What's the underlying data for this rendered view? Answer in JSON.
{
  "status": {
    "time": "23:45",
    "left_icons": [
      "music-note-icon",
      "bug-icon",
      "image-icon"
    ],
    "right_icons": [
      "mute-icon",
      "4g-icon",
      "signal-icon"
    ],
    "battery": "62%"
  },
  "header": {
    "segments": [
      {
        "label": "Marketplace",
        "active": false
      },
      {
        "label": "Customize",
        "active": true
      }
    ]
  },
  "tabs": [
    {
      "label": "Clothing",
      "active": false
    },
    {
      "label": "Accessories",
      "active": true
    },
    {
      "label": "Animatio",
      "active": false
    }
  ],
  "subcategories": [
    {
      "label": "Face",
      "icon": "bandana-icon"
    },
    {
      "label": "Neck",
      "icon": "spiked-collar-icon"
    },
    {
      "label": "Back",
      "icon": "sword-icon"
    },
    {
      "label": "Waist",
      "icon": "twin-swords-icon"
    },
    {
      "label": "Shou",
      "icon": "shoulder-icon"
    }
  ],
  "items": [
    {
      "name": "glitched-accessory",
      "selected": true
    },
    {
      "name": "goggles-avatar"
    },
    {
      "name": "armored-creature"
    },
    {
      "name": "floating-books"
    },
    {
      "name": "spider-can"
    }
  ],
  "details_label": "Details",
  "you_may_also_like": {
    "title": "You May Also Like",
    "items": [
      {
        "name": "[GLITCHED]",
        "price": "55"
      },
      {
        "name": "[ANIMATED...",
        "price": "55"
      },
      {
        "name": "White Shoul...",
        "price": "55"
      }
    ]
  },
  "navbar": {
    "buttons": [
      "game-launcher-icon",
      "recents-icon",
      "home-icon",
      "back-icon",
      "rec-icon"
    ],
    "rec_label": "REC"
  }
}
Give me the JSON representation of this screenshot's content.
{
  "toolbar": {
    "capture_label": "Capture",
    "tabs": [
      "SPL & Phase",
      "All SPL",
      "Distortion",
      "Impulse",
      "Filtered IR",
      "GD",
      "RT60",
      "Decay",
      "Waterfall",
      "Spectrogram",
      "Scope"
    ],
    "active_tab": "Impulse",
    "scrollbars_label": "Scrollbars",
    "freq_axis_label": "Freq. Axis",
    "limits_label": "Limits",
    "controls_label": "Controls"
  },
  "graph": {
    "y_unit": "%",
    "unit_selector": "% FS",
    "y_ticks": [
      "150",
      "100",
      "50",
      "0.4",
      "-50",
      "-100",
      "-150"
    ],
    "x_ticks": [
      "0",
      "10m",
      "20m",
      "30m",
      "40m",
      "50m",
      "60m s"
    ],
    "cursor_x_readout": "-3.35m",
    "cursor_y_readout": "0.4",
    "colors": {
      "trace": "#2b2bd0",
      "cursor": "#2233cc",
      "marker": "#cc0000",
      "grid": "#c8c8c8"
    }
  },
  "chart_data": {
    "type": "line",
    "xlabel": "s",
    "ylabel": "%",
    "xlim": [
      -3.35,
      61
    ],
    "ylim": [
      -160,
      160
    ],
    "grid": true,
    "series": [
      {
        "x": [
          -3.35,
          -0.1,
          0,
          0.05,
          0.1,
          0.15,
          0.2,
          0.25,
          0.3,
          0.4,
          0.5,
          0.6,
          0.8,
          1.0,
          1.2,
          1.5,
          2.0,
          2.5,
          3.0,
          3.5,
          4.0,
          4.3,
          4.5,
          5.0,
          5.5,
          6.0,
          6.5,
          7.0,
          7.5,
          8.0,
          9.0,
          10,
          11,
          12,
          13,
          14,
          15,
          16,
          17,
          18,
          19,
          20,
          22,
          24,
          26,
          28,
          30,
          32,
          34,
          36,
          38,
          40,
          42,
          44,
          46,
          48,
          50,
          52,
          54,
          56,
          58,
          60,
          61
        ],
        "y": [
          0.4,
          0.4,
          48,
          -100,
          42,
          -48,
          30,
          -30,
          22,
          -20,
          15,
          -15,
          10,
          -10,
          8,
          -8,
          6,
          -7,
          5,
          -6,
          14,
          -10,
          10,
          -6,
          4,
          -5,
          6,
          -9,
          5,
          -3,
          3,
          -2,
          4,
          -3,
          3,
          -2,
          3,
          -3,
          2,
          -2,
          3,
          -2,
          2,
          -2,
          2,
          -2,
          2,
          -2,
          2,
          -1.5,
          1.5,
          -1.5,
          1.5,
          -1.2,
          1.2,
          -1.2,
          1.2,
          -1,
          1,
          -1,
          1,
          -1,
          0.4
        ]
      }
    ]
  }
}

···

• **DO THIS**:
Write out every record verbatim.

• **SOLVED EXERCISE**:
What's the underlying data for this rendered view? Answer in JSON.
{
  "status": {
    "time": "23:45",
    "left_icons": [
      "music-note-icon",
      "bug-icon",
      "image-icon"
    ],
    "right_icons": [
      "mute-icon",
      "4g-icon",
      "signal-icon"
    ],
    "battery": "62%"
  },
  "header": {
    "segments": [
      {
        "label": "Marketplace",
        "active": false
      },
      {
        "label": "Customize",
        "active": true
      }
    ]
  },
  "tabs": [
    {
      "label": "Clothing",
      "active": false
    },
    {
      "label": "Accessories",
      "active": true
    },
    {
      "label": "Animatio",
      "active": false
    }
  ],
  "subcategories": [
    {
      "label": "Face",
      "icon": "bandana-icon"
    },
    {
      "label": "Neck",
      "icon": "spiked-collar-icon"
    },
    {
      "label": "Back",
      "icon": "sword-icon"
    },
    {
      "label": "Waist",
      "icon": "twin-swords-icon"
    },
    {
      "label": "Shou",
      "icon": "shoulder-icon"
    }
  ],
  "items": [
    {
      "name": "glitched-accessory",
      "selected": true
    },
    {
      "name": "goggles-avatar"
    },
    {
      "name": "armored-creature"
    },
    {
      "name": "floating-books"
    },
    {
      "name": "spider-can"
    }
  ],
  "details_label": "Details",
  "you_may_also_like": {
    "title": "You May Also Like",
    "items": [
      {
        "name": "[GLITCHED]",
        "price": "55"
      },
      {
        "name": "[ANIMATED...",
        "price": "55"
      },
      {
        "name": "White Shoul...",
        "price": "55"
      }
    ]
  },
  "navbar": {
    "buttons": [
      "game-launcher-icon",
      "recents-icon",
      "home-icon",
      "back-icon",
      "rec-icon"
    ],
    "rec_label": "REC"
  }
}
Give me the JSON representation of this screenshot's content.
{
  "toolbar": {
    "capture_label": "Capture",
    "tabs": [
      "SPL & Phase",
      "All SPL",
      "Distortion",
      "Impulse",
      "Filtered IR",
      "GD",
      "RT60",
      "Decay",
      "Waterfall",
      "Spectrogram",
      "Scope"
    ],
    "active_tab": "Impulse",
    "scrollbars_label": "Scrollbars",
    "freq_axis_label": "Freq. Axis",
    "limits_label": "Limits",
    "controls_label": "Controls"
  },
  "graph": {
    "y_unit": "%",
    "unit_selector": "% FS",
    "y_ticks": [
      "150",
      "100",
      "50",
      "0.4",
      "-50",
      "-100",
      "-150"
    ],
    "x_ticks": [
      "0",
      "10m",
      "20m",
      "30m",
      "40m",
      "50m",
      "60m s"
    ],
    "cursor_x_readout": "-3.35m",
    "cursor_y_readout": "0.4",
    "colors": {
      "trace": "#2b2bd0",
      "cursor": "#2233cc",
      "marker": "#cc0000",
      "grid": "#c8c8c8"
    }
  },
  "chart_data": {
    "type": "line",
    "xlabel": "s",
    "ylabel": "%",
    "xlim": [
      -3.35,
      61
    ],
    "ylim": [
      -160,
      160
    ],
    "grid": true,
    "series": [
      {
        "x": [
          -3.35,
          -0.1,
          0,
          0.05,
          0.1,
          0.15,
          0.2,
          0.25,
          0.3,
          0.4,
          0.5,
          0.6,
          0.8,
          1.0,
          1.2,
          1.5,
          2.0,
          2.5,
          3.0,
          3.5,
          4.0,
          4.3,
          4.5,
          5.0,
          5.5,
          6.0,
          6.5,
          7.0,
          7.5,
          8.0,
          9.0,
          10,
          11,
          12,
          13,
          14,
          15,
          16,
          17,
          18,
          19,
          20,
          22,
          24,
          26,
          28,
          30,
          32,
          34,
          36,
          38,
          40,
          42,
          44,
          46,
          48,
          50,
          52,
          54,
          56,
          58,
          60,
          61
        ],
        "y": [
          0.4,
          0.4,
          48,
          -100,
          42,
          -48,
          30,
          -30,
          22,
          -20,
          15,
          -15,
          10,
          -10,
          8,
          -8,
          6,
          -7,
          5,
          -6,
          14,
          -10,
          10,
          -6,
          4,
          -5,
          6,
          -9,
          5,
          -3,
          3,
          -2,
          4,
          -3,
          3,
          -2,
          3,
          -3,
          2,
          -2,
          3,
          -2,
          2,
          -2,
          2,
          -2,
          2,
          -2,
          2,
          -1.5,
          1.5,
          -1.5,
          1.5,
          -1.2,
          1.2,
          -1.2,
          1.2,
          -1,
          1,
          -1,
          1,
          -1,
          0.4
        ]
      }
    ]
  }
}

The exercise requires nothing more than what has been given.